WHAT IS BEING ASKED: Give the count of lines in the data that include the string "soldée", with no added remarks.

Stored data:
·····
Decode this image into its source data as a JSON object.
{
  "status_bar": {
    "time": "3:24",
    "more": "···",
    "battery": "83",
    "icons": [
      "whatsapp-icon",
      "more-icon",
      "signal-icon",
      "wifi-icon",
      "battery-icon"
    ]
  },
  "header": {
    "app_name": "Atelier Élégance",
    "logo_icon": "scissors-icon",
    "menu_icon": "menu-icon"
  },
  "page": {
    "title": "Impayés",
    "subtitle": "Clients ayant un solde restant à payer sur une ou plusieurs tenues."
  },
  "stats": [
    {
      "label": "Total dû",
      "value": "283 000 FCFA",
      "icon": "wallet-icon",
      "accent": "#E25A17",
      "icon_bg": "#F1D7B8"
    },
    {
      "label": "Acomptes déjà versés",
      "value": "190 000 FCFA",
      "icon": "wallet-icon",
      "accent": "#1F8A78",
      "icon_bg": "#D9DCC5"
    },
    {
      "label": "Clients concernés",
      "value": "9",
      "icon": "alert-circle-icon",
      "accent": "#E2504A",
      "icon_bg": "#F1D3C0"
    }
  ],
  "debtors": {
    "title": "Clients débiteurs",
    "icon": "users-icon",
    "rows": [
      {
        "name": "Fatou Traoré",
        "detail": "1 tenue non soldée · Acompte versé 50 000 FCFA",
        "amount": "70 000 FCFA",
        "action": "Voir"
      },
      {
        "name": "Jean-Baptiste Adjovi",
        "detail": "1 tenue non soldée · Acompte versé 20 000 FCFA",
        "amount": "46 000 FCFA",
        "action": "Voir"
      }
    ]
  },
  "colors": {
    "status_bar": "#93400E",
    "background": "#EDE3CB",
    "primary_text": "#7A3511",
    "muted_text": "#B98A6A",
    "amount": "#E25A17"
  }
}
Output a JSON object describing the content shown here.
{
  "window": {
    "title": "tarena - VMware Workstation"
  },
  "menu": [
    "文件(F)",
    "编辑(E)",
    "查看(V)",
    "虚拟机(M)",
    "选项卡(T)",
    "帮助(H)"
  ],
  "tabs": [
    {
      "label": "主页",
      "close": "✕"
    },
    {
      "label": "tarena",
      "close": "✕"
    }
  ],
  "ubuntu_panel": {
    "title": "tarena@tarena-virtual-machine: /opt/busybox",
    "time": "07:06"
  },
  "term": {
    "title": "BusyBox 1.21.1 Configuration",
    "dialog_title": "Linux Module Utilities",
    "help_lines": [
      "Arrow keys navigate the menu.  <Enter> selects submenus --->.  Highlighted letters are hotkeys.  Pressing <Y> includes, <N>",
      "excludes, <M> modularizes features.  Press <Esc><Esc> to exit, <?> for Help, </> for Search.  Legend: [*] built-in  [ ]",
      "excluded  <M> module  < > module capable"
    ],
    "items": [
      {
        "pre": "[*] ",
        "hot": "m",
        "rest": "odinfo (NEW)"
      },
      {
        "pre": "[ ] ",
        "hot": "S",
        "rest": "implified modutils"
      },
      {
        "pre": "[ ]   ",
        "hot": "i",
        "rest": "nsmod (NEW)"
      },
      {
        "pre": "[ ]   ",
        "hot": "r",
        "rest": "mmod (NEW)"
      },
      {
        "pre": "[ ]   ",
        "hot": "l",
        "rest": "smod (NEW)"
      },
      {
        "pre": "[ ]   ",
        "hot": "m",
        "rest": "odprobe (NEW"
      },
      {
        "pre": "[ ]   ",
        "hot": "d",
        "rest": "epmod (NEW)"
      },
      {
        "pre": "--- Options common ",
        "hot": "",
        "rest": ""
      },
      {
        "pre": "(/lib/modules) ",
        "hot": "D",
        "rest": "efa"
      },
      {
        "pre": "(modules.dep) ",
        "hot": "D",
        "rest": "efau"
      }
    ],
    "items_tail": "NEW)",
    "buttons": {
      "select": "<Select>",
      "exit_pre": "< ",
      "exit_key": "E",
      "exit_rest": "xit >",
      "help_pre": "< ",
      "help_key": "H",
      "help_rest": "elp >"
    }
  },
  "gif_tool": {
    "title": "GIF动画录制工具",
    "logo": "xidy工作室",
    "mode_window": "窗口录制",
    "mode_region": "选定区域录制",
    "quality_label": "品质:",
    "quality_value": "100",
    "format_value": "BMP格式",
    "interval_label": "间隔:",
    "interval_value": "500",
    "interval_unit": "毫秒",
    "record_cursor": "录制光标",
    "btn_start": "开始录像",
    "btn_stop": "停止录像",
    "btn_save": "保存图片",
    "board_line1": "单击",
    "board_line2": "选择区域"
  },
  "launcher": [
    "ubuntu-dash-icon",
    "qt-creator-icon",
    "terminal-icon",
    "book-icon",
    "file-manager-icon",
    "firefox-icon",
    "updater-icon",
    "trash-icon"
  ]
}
·····
COMPLETE RESPONSE: 2